----- Data excerpts

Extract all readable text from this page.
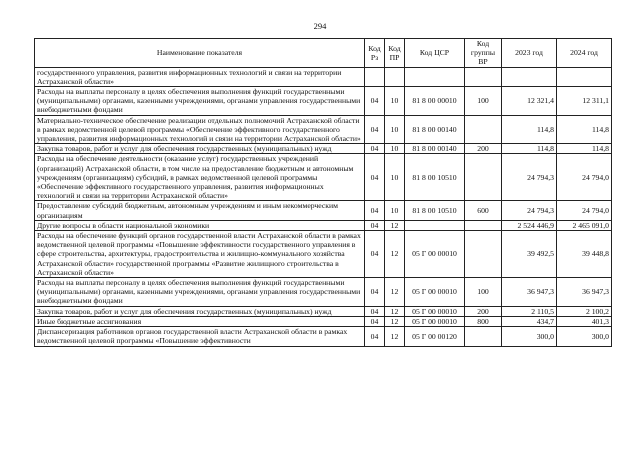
294
Наименование показателя	Код Рз	Код ПР	Код ЦСР	Код группы ВР	2023 год	2024 год
государственного управления, развития информационных технологий и связи на территории Астраханской области»						
Расходы на выплаты персоналу в целях обеспечения выполнения функций государственными (муниципальными) органами, казенными учреждениями, органами управления государственными внебюджетными фондами	04	10	81 8 00 00010	100	12 321,4	12 311,1
Материально-техническое обеспечение реализации отдельных полномочий Астраханской области в рамках ведомственной целевой программы «Обеспечение эффективного государственного управления, развития информационных технологий и связи на территории Астраханской области»	04	10	81 8 00 00140		114,8	114,8
Закупка товаров, работ и услуг для обеспечения государственных (муниципальных) нужд	04	10	81 8 00 00140	200	114,8	114,8
Расходы на обеспечение деятельности (оказание услуг) государственных учреждений (организаций) Астраханской области, в том числе на предоставление бюджетным и автономным учреждениям (организациям) субсидий, в рамках ведомственной целевой программы «Обеспечение эффективного государственного управления, развития информационных технологий и связи на территории Астраханской области»	04	10	81 8 00 10510		24 794,3	24 794,0
Предоставление субсидий бюджетным, автономным учреждениям и иным некоммерческим организациям	04	10	81 8 00 10510	600	24 794,3	24 794,0
Другие вопросы в области национальной экономики	04	12			2 524 446,9	2 465 091,0
Расходы на обеспечение функций органов государственной власти Астраханской области в рамках ведомственной целевой программы «Повышение эффективности государственного управления в сфере строительства, архитектуры, градостроительства и жилищно-коммунального хозяйства Астраханской области» государственной программы «Развитие жилищного строительства в Астраханской области»	04	12	05 Г 00 00010		39 492,5	39 448,8
Расходы на выплаты персоналу в целях обеспечения выполнения функций государственными (муниципальными) органами, казенными учреждениями, органами управления государственными внебюджетными фондами	04	12	05 Г 00 00010	100	36 947,3	36 947,3
Закупка товаров, работ и услуг для обеспечения государственных (муниципальных) нужд	04	12	05 Г 00 00010	200	2 110,5	2 100,2
Иные бюджетные ассигнования	04	12	05 Г 00 00010	800	434,7	401,3
Диспансеризация работников органов государственной власти Астраханской области в рамках ведомственной целевой программы «Повышение эффективности	04	12	05 Г 00 00120		300,0	300,0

----------

[What the task asks]:
The pictures should not appear in the copy; every other part of the records above must be returned exactly.

[Response to the task]:
Extract all readable text from this page.
294
Наименование показателя	Код Рз	Код ПР	Код ЦСР	Код группы ВР	2023 год	2024 год
государственного управления, развития информационных технологий и связи на территории Астраханской области»						
Расходы на выплаты персоналу в целях обеспечения выполнения функций государственными (муниципальными) органами, казенными учреждениями, органами управления государственными внебюджетными фондами	04	10	81 8 00 00010	100	12 321,4	12 311,1
Материально-техническое обеспечение реализации отдельных полномочий Астраханской области в рамках ведомственной целевой программы «Обеспечение эффективного государственного управления, развития информационных технологий и связи на территории Астраханской области»	04	10	81 8 00 00140		114,8	114,8
Закупка товаров, работ и услуг для обеспечения государственных (муниципальных) нужд	04	10	81 8 00 00140	200	114,8	114,8
Расходы на обеспечение деятельности (оказание услуг) государственных учреждений (организаций) Астраханской области, в том числе на предоставление бюджетным и автономным учреждениям (организациям) субсидий, в рамках ведомственной целевой программы «Обеспечение эффективного государственного управления, развития информационных технологий и связи на территории Астраханской области»	04	10	81 8 00 10510		24 794,3	24 794,0
Предоставление субсидий бюджетным, автономным учреждениям и иным некоммерческим организациям	04	10	81 8 00 10510	600	24 794,3	24 794,0
Другие вопросы в области национальной экономики	04	12			2 524 446,9	2 465 091,0
Расходы на обеспечение функций органов государственной власти Астраханской области в рамках ведомственной целевой программы «Повышение эффективности государственного управления в сфере строительства, архитектуры, градостроительства и жилищно-коммунального хозяйства Астраханской области» государственной программы «Развитие жилищного строительства в Астраханской области»	04	12	05 Г 00 00010		39 492,5	39 448,8
Расходы на выплаты персоналу в целях обеспечения выполнения функций государственными (муниципальными) органами, казенными учреждениями, органами управления государственными внебюджетными фондами	04	12	05 Г 00 00010	100	36 947,3	36 947,3
Закупка товаров, работ и услуг для обеспечения государственных (муниципальных) нужд	04	12	05 Г 00 00010	200	2 110,5	2 100,2
Иные бюджетные ассигнования	04	12	05 Г 00 00010	800	434,7	401,3
Диспансеризация работников органов государственной власти Астраханской области в рамках ведомственной целевой программы «Повышение эффективности	04	12	05 Г 00 00120		300,0	300,0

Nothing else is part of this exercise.